(Records from a dataset)
--------
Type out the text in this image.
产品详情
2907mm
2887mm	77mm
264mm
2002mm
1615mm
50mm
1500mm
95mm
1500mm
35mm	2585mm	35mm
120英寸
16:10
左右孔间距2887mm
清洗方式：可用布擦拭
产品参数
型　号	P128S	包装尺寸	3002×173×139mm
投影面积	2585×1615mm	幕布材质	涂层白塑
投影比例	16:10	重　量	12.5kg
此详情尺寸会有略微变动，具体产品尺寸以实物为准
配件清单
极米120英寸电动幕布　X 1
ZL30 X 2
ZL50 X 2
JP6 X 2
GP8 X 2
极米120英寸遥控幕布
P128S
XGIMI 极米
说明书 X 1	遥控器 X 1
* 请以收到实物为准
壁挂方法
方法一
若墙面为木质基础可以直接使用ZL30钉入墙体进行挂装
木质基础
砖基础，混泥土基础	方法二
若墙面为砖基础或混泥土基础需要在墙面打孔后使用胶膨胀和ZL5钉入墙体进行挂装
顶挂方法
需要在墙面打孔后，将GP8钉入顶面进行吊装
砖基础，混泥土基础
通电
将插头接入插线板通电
--------
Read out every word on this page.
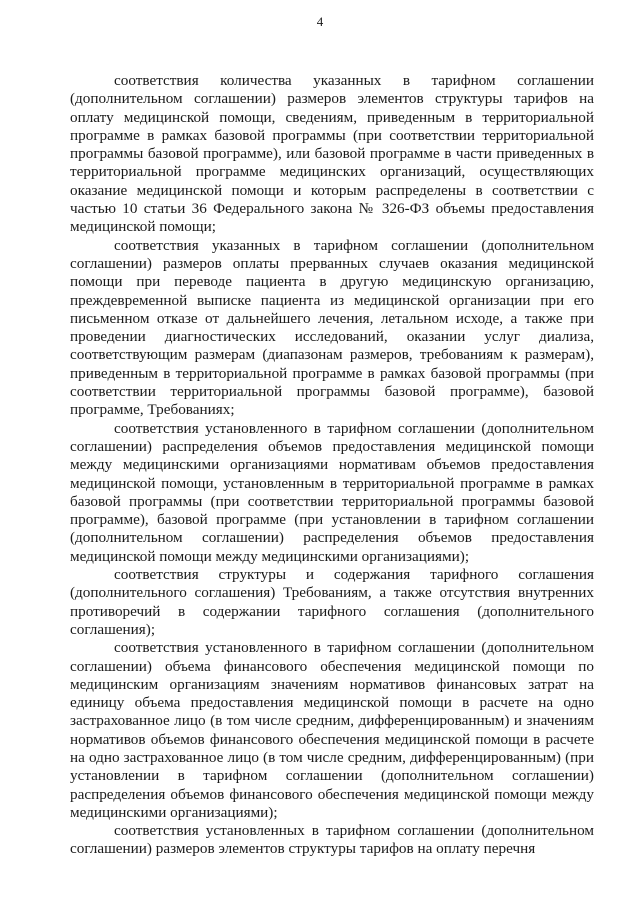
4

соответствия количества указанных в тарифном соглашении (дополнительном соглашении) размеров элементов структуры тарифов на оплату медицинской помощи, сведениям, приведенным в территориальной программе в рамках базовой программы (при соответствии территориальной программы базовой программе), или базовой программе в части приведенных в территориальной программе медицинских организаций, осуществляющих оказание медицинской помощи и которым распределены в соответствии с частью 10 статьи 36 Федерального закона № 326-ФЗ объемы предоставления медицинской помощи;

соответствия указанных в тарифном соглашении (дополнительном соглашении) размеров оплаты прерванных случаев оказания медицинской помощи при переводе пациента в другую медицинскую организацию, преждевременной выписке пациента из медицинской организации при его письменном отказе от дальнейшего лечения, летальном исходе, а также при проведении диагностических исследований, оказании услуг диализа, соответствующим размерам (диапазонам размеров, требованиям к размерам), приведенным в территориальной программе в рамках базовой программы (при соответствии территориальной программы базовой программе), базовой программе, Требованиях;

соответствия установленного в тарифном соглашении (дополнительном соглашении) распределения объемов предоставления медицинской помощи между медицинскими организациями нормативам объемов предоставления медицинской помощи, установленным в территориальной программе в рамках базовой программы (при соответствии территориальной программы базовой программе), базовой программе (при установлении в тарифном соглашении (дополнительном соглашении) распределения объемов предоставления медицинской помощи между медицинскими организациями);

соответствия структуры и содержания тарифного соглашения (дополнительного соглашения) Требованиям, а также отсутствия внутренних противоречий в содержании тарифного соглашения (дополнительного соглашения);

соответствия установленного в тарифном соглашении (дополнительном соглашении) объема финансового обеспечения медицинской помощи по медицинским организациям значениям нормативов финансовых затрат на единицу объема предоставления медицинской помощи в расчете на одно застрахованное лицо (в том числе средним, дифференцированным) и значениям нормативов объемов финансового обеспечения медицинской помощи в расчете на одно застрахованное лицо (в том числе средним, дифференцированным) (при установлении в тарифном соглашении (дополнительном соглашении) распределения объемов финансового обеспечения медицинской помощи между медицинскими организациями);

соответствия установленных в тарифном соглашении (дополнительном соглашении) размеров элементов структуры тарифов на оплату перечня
--------
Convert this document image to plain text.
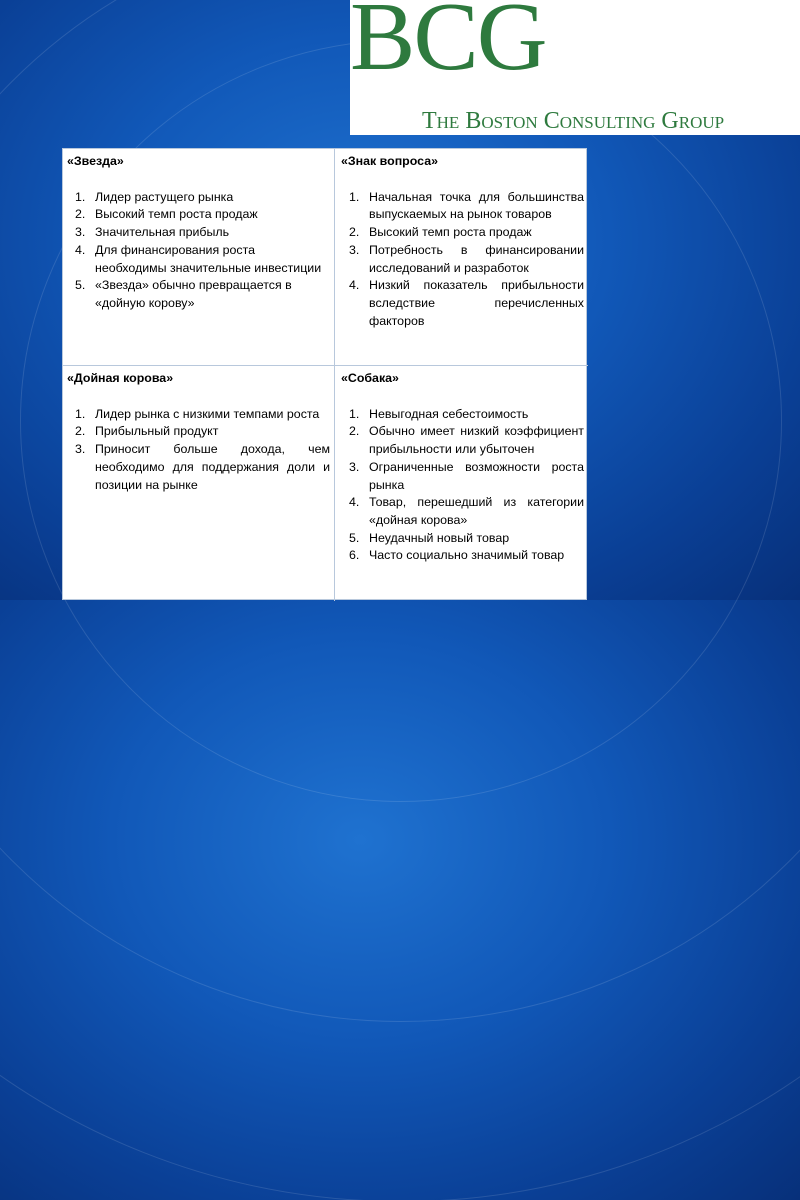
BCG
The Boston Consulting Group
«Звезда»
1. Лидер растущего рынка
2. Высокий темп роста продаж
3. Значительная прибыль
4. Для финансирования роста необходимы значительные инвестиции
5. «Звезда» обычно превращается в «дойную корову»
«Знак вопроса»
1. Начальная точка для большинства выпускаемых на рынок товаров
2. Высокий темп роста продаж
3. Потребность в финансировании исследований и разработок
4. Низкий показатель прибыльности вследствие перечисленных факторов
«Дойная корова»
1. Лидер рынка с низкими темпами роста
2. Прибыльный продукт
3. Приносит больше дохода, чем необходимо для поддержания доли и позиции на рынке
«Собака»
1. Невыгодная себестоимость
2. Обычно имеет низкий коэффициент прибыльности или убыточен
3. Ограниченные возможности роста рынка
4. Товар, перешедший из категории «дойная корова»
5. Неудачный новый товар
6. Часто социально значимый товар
--------
> _Aim_:
In the listing, find every line with the word "исследований" and state how many there are, nothing more.

> _Written response_:
2